→ **Task details**: For the listing below, give the count of lines containing the string "name" and nothing else.

┄┄┄┄┄┄┄┄┄┄┄┄┄┄┄┄┄┄┄┄

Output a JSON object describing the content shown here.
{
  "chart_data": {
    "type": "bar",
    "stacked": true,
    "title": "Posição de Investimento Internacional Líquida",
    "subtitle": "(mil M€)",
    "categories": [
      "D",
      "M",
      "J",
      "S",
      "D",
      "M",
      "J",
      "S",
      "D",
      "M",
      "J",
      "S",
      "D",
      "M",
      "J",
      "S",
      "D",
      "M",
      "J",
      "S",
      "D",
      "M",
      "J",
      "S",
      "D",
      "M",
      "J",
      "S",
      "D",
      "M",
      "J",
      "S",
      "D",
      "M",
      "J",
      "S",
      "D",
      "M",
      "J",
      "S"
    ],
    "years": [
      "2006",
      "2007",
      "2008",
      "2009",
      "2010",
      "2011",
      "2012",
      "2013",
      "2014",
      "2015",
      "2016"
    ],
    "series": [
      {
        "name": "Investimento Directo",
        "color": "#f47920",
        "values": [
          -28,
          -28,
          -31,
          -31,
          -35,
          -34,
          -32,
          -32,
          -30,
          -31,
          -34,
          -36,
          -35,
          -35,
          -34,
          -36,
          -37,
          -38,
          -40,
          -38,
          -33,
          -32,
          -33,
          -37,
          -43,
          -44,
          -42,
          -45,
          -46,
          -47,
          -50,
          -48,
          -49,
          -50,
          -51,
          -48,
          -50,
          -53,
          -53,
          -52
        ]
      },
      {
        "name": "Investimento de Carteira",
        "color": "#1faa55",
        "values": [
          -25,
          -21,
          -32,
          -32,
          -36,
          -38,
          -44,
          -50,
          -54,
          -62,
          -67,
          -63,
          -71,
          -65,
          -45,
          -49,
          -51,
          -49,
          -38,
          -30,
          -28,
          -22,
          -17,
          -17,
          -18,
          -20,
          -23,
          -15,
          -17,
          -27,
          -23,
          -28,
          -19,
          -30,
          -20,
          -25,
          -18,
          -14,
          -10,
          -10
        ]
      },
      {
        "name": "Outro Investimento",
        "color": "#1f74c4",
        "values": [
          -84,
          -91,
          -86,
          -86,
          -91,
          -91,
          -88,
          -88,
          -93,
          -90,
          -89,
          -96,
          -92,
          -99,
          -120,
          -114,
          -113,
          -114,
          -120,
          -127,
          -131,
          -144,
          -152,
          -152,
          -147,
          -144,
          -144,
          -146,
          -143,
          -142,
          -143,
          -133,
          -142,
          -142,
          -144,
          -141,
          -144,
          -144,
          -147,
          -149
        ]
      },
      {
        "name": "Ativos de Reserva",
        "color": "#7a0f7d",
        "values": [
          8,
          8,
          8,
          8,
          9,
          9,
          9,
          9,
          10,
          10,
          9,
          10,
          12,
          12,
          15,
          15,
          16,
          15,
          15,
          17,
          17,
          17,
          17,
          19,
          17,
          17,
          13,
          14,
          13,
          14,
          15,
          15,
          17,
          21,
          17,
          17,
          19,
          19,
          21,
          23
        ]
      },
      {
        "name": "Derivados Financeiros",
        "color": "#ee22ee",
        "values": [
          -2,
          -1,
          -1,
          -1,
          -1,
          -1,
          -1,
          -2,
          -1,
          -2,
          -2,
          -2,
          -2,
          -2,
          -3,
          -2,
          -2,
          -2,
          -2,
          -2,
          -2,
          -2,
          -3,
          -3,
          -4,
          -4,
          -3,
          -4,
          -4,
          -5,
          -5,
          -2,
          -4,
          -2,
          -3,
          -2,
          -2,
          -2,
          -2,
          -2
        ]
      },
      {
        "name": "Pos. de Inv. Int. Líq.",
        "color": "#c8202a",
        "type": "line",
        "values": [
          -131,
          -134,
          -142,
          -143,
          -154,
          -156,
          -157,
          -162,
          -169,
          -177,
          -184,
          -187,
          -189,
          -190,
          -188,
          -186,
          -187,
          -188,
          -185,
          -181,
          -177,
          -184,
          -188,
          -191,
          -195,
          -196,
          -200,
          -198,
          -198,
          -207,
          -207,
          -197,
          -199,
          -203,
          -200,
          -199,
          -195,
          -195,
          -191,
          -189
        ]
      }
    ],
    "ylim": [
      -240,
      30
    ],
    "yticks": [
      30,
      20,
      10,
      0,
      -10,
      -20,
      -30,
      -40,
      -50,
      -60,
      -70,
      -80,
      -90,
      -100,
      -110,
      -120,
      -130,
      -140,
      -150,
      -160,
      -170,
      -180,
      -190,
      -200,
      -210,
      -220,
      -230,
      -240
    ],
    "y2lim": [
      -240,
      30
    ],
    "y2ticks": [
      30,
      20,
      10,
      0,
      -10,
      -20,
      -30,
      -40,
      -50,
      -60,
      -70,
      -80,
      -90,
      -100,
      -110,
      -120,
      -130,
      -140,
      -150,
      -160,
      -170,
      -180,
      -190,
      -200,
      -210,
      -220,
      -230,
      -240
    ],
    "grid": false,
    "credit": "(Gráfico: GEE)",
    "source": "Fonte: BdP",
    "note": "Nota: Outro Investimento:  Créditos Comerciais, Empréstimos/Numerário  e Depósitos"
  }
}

┄┄┄┄┄┄┄┄┄┄┄┄┄┄┄┄┄┄┄┄

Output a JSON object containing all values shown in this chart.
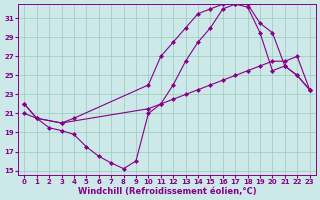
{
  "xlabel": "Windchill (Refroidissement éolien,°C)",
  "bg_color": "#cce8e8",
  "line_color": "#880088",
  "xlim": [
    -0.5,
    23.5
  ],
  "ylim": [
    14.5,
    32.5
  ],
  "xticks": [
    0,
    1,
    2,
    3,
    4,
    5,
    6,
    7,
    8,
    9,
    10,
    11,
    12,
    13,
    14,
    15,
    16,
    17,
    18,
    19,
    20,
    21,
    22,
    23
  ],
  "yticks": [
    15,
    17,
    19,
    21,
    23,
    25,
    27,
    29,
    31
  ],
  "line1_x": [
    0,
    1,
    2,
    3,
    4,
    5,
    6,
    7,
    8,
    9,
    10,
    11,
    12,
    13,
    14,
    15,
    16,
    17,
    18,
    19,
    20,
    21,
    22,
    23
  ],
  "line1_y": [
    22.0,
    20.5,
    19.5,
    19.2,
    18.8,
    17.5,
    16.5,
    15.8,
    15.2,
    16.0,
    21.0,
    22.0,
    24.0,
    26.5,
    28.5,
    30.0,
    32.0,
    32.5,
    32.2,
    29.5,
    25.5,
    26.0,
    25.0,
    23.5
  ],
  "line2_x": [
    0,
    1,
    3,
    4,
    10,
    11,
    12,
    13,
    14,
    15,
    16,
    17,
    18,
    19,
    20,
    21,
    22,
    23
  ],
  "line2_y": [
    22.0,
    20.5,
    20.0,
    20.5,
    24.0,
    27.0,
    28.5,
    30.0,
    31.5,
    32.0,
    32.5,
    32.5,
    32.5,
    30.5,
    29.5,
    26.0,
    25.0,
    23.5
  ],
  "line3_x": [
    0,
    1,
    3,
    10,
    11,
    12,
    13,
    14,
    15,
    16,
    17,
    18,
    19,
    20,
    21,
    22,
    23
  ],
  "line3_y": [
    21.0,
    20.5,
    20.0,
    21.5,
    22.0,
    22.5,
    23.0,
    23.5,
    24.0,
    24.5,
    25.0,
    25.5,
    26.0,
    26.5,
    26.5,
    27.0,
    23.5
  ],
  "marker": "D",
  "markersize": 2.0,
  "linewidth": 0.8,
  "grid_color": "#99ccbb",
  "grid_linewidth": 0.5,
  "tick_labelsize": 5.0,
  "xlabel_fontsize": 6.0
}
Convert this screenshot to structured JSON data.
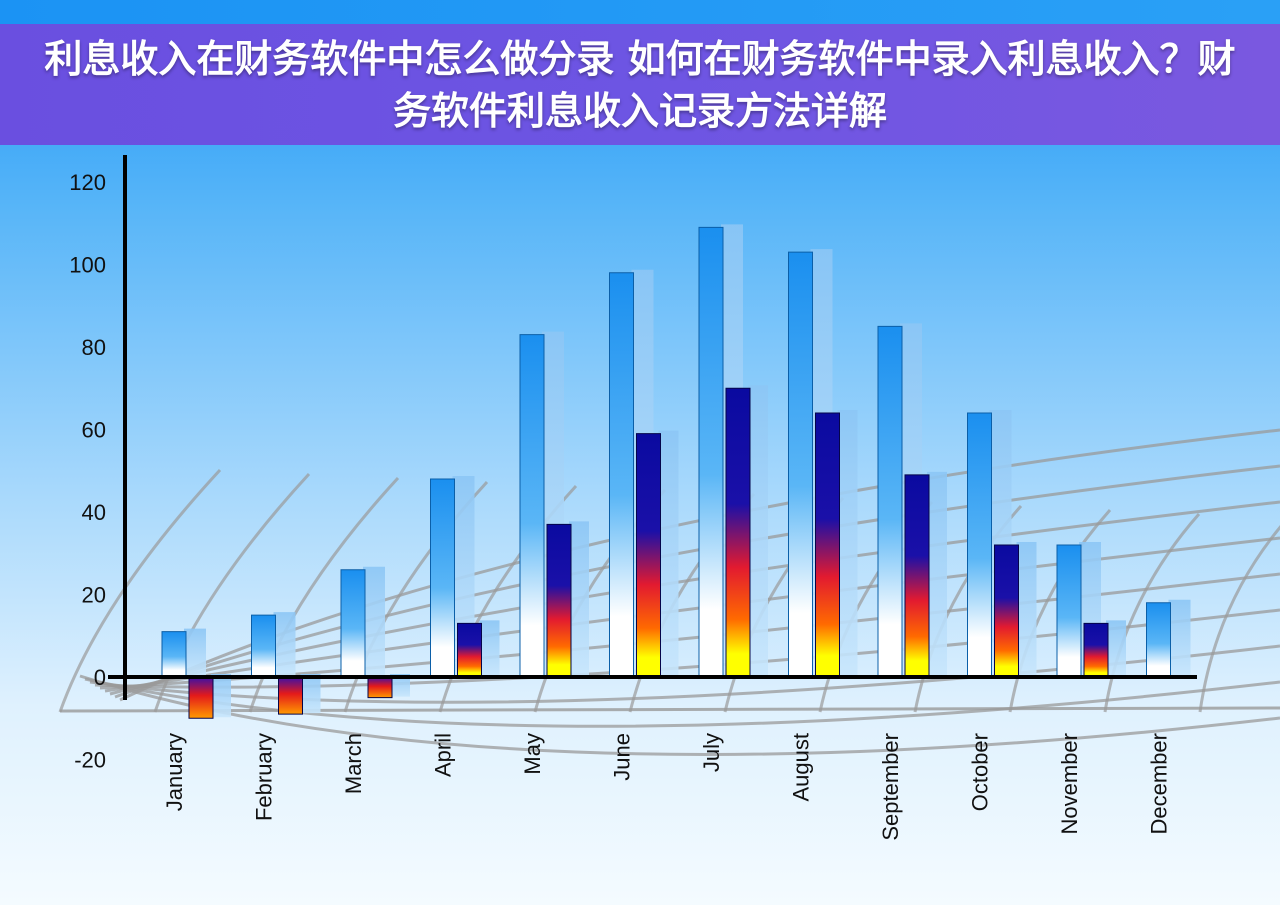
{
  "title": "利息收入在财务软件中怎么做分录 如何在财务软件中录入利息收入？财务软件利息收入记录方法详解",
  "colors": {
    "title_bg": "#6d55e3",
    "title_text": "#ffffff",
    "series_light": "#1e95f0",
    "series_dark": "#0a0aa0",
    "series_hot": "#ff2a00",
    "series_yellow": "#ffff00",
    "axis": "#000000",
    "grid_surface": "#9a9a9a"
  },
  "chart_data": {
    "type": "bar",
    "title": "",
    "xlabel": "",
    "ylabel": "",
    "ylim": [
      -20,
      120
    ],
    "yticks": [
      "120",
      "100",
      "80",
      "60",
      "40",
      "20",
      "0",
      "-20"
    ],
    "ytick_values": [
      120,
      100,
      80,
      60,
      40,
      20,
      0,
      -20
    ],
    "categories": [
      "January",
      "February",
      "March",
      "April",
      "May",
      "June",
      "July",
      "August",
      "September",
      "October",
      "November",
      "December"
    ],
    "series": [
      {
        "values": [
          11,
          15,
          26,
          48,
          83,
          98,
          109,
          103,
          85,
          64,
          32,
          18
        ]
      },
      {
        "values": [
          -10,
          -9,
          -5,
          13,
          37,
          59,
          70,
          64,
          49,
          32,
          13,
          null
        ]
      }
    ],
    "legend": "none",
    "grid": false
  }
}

┄┄┄┄┄┄┄┄┄┄┄┄┄┄┄┄┄┄┄┄

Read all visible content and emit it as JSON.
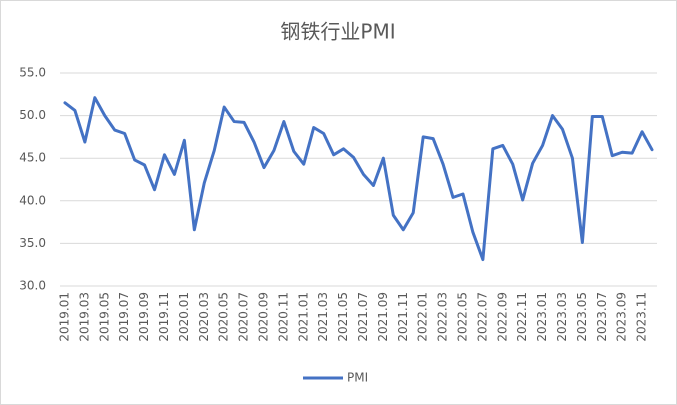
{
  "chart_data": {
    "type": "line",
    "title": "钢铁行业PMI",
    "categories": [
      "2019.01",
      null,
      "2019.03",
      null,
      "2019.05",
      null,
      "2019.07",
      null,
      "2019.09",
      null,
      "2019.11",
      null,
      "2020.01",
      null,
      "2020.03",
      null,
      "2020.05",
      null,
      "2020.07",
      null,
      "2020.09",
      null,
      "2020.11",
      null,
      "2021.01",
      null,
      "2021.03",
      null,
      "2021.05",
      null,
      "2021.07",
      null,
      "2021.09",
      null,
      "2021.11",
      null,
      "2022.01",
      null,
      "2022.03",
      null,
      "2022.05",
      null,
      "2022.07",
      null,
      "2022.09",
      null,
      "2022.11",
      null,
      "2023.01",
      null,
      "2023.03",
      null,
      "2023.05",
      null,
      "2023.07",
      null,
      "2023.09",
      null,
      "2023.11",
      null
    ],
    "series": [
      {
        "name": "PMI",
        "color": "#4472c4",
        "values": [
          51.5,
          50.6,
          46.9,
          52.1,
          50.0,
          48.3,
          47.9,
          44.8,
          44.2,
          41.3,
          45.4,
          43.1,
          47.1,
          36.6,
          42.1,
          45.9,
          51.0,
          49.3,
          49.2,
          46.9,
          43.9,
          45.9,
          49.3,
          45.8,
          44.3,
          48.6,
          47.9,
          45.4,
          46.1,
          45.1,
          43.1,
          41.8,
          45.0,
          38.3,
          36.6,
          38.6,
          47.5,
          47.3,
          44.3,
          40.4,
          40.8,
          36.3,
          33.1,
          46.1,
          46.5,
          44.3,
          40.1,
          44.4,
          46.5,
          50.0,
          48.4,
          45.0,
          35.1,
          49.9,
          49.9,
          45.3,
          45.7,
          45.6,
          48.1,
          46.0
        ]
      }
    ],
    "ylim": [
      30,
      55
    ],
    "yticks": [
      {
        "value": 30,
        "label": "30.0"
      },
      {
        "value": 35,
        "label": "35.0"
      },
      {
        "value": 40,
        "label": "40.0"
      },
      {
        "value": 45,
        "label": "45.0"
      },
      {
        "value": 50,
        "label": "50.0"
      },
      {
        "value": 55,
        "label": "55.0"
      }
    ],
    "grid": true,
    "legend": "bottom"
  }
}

┄┄┄┄┄┄┄┄┄┄┄┄┄┄┄┄┄┄┄┄

→ **Exercise result**: 7